Repeat each line exactly, leaving nothing out.

▸ Provided records
- - - - - - -
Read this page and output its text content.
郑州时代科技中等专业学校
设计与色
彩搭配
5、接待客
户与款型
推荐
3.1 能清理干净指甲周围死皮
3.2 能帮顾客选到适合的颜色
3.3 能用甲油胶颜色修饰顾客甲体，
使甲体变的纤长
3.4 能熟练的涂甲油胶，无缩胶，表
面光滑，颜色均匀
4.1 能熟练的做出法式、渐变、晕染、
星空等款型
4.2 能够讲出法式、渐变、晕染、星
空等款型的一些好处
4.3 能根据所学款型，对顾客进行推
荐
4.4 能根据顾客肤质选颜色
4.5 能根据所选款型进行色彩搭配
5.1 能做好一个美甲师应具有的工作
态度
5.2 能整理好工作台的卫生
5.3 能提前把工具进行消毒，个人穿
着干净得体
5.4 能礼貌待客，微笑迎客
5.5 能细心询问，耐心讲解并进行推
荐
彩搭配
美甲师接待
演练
- - - - - - -
▸ Written response
Read this page and output its text content.
郑州时代科技中等专业学校
设计与色
彩搭配
5、接待客
户与款型
推荐
3.1 能清理干净指甲周围死皮
3.2 能帮顾客选到适合的颜色
3.3 能用甲油胶颜色修饰顾客甲体，
使甲体变的纤长
3.4 能熟练的涂甲油胶，无缩胶，表
面光滑，颜色均匀
4.1 能熟练的做出法式、渐变、晕染、
星空等款型
4.2 能够讲出法式、渐变、晕染、星
空等款型的一些好处
4.3 能根据所学款型，对顾客进行推
荐
4.4 能根据顾客肤质选颜色
4.5 能根据所选款型进行色彩搭配
5.1 能做好一个美甲师应具有的工作
态度
5.2 能整理好工作台的卫生
5.3 能提前把工具进行消毒，个人穿
着干净得体
5.4 能礼貌待客，微笑迎客
5.5 能细心询问，耐心讲解并进行推
荐
彩搭配
美甲师接待
演练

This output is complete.